• Stored data:
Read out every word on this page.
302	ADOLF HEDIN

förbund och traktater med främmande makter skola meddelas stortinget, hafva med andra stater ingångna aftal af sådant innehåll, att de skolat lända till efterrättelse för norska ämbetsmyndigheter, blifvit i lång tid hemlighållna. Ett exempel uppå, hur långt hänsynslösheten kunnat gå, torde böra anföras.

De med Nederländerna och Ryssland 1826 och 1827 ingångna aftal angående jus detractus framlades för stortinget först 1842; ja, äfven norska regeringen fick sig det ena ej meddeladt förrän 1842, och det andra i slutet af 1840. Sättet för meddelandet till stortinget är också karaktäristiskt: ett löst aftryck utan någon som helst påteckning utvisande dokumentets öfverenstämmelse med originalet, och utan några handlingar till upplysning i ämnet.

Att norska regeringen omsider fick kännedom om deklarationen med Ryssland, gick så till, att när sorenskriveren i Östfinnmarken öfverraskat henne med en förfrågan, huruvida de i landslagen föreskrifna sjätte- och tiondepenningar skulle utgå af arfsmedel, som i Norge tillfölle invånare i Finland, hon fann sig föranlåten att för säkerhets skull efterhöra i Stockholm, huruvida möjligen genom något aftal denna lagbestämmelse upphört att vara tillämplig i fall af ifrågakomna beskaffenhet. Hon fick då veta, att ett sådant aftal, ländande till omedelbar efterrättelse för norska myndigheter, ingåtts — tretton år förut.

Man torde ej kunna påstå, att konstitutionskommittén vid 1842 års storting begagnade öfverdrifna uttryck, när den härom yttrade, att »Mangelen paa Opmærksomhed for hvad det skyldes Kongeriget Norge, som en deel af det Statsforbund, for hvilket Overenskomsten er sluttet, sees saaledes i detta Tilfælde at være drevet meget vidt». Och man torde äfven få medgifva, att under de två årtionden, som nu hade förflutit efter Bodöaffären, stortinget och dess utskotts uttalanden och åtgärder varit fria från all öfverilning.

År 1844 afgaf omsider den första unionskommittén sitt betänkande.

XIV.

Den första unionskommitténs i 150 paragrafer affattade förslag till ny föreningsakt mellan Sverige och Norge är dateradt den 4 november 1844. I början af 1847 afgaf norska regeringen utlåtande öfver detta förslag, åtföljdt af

• Problem: Every line of the data must appear again in the answer, exactly as written.

• Response:
Read out every word on this page.
302	ADOLF HEDIN

förbund och traktater med främmande makter skola meddelas stortinget, hafva med andra stater ingångna aftal af sådant innehåll, att de skolat lända till efterrättelse för norska ämbetsmyndigheter, blifvit i lång tid hemlighållna. Ett exempel uppå, hur långt hänsynslösheten kunnat gå, torde böra anföras.

De med Nederländerna och Ryssland 1826 och 1827 ingångna aftal angående jus detractus framlades för stortinget först 1842; ja, äfven norska regeringen fick sig det ena ej meddeladt förrän 1842, och det andra i slutet af 1840. Sättet för meddelandet till stortinget är också karaktäristiskt: ett löst aftryck utan någon som helst påteckning utvisande dokumentets öfverenstämmelse med originalet, och utan några handlingar till upplysning i ämnet.

Att norska regeringen omsider fick kännedom om deklarationen med Ryssland, gick så till, att när sorenskriveren i Östfinnmarken öfverraskat henne med en förfrågan, huruvida de i landslagen föreskrifna sjätte- och tiondepenningar skulle utgå af arfsmedel, som i Norge tillfölle invånare i Finland, hon fann sig föranlåten att för säkerhets skull efterhöra i Stockholm, huruvida möjligen genom något aftal denna lagbestämmelse upphört att vara tillämplig i fall af ifrågakomna beskaffenhet. Hon fick då veta, att ett sådant aftal, ländande till omedelbar efterrättelse för norska myndigheter, ingåtts — tretton år förut.

Man torde ej kunna påstå, att konstitutionskommittén vid 1842 års storting begagnade öfverdrifna uttryck, när den härom yttrade, att »Mangelen paa Opmærksomhed for hvad det skyldes Kongeriget Norge, som en deel af det Statsforbund, for hvilket Overenskomsten er sluttet, sees saaledes i detta Tilfælde at være drevet meget vidt». Och man torde äfven få medgifva, att under de två årtionden, som nu hade förflutit efter Bodöaffären, stortinget och dess utskotts uttalanden och åtgärder varit fria från all öfverilning.

År 1844 afgaf omsider den första unionskommittén sitt betänkande.

XIV.

Den första unionskommitténs i 150 paragrafer affattade förslag till ny föreningsakt mellan Sverige och Norge är dateradt den 4 november 1844. I början af 1847 afgaf norska regeringen utlåtande öfver detta förslag, åtföljdt af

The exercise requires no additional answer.